### DIRECTIVE
Examine the entries and show every line in which the word "Цветы" is found.

### GIVEN RECORDS
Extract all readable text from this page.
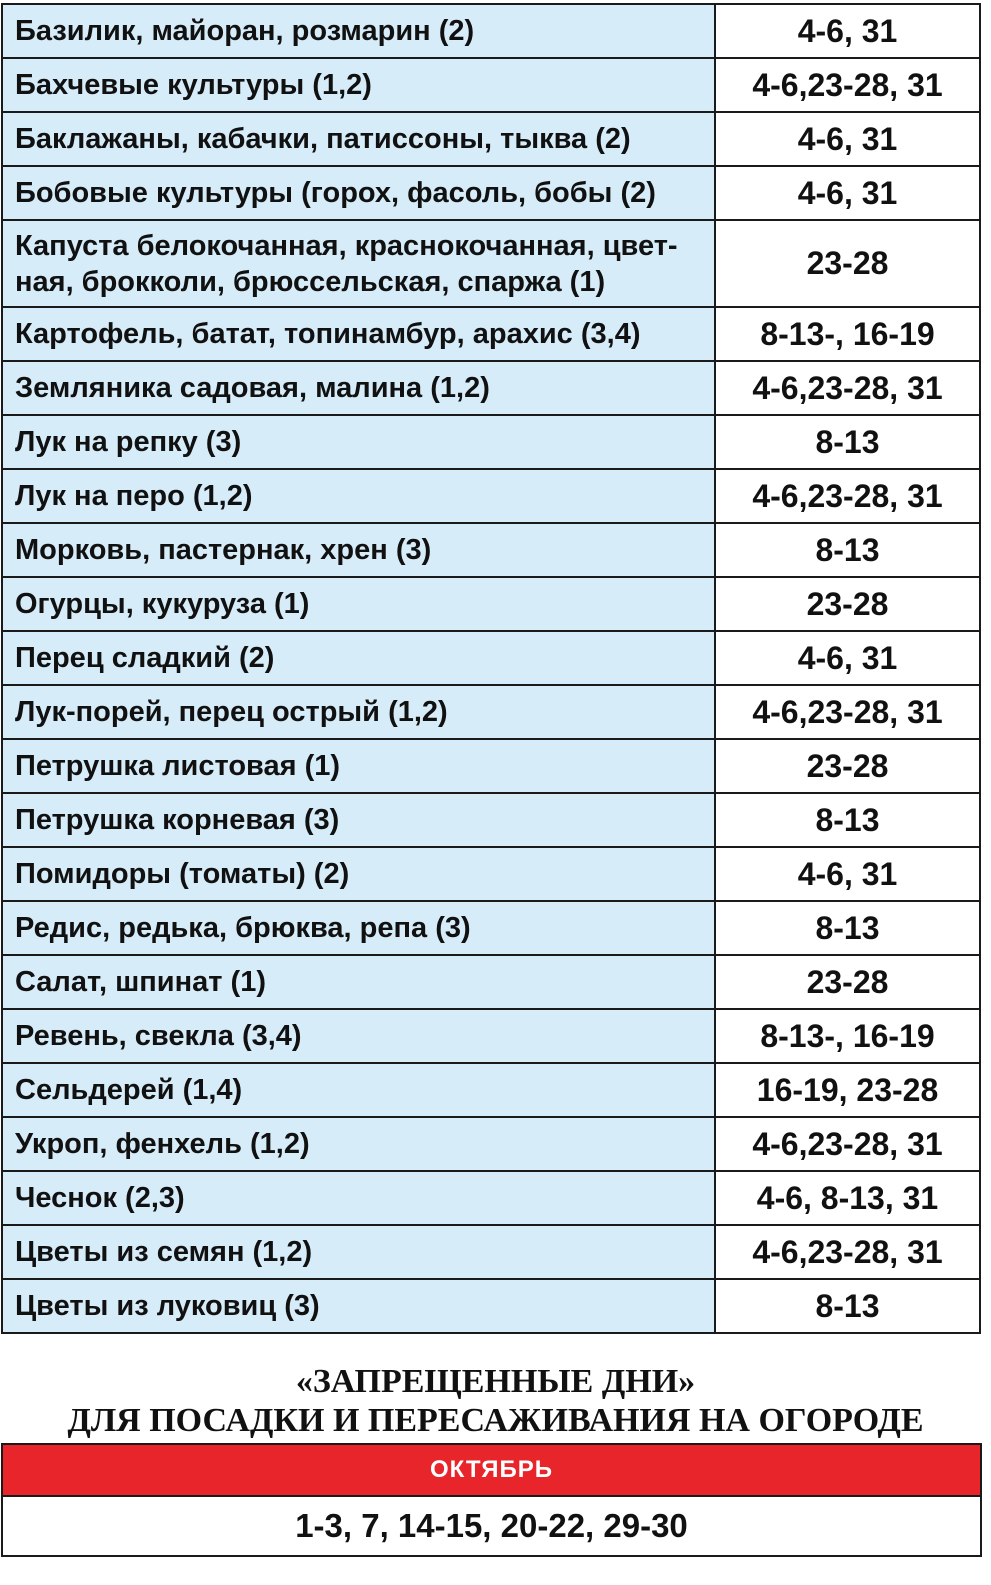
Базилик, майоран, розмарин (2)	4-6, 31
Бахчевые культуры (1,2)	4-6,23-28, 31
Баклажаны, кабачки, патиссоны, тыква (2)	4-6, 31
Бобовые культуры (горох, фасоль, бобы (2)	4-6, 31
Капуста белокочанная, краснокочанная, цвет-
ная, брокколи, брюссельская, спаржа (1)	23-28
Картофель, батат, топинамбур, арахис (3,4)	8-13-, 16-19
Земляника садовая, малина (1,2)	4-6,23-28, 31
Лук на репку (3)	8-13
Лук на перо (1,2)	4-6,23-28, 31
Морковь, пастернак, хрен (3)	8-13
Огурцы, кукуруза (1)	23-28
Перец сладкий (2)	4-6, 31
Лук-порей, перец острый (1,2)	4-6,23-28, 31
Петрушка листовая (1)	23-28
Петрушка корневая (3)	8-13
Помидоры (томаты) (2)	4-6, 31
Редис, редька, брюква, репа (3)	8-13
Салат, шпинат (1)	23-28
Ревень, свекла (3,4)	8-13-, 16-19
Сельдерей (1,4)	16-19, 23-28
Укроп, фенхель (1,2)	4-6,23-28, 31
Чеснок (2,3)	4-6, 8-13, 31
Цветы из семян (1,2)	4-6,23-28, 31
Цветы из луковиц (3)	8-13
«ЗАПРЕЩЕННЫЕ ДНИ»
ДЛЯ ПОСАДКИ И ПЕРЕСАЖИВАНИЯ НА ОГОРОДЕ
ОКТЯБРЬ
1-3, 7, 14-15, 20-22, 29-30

==

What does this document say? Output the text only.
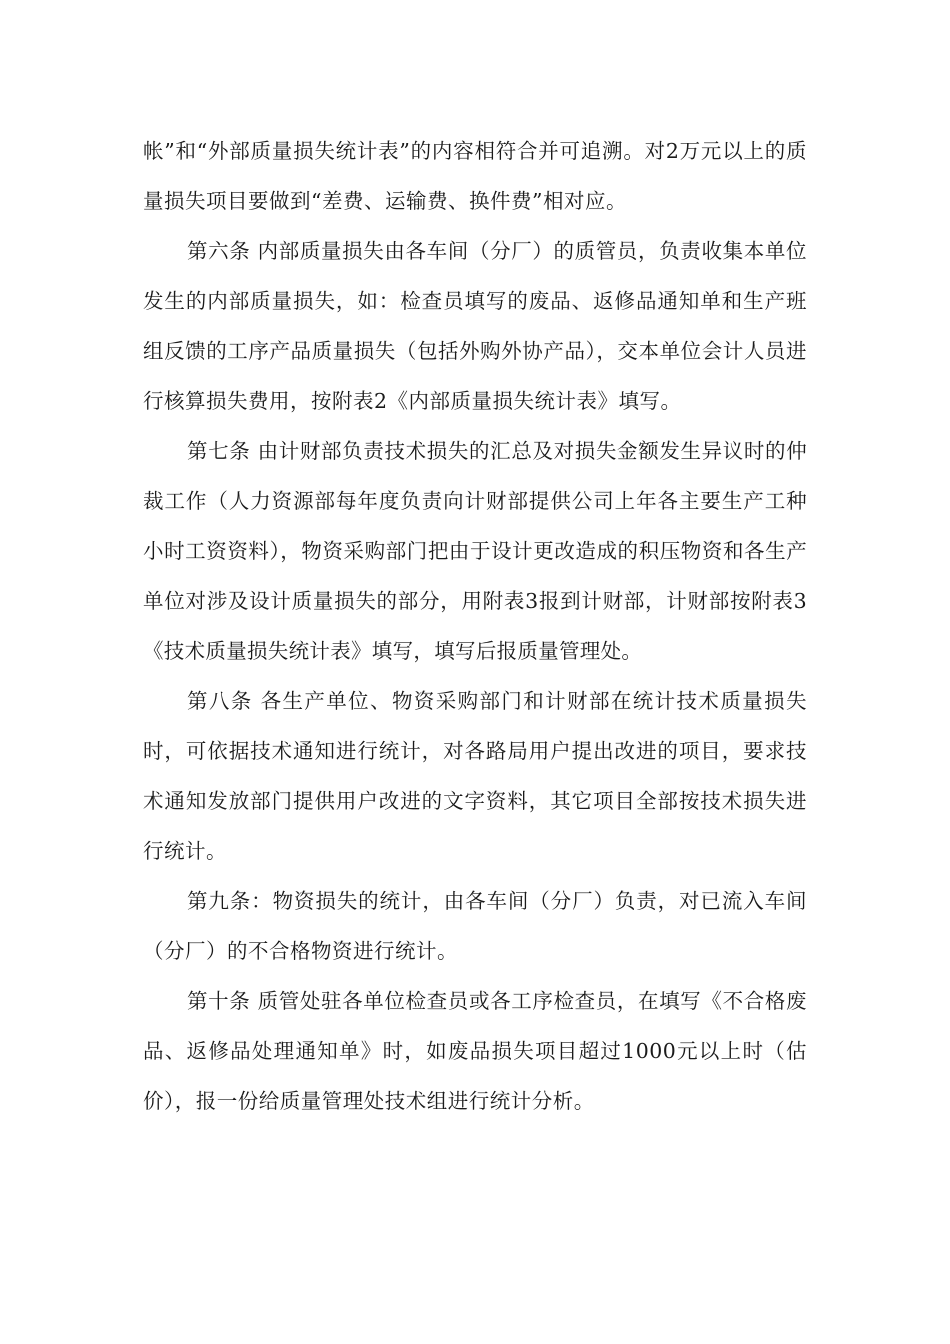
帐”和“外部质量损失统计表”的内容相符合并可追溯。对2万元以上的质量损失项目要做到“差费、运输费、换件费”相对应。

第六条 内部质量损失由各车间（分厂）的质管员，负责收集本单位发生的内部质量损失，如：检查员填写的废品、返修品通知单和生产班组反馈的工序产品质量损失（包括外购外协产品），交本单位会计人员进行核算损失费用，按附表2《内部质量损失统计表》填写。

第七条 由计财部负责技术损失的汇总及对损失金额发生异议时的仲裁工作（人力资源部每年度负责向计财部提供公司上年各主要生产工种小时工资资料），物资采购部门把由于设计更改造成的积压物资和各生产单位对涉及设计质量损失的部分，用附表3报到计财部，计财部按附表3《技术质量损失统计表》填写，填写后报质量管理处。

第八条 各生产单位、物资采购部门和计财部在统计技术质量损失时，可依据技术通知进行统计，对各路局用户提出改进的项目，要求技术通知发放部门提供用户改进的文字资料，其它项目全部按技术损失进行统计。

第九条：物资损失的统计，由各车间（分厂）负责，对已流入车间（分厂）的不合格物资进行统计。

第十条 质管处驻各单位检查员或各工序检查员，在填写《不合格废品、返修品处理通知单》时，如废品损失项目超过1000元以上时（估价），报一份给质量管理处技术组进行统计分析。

### EXPECTED ANSWER
Цветы из семян (1,2)	4-6,23-28, 31
Цветы из луковиц (3)	8-13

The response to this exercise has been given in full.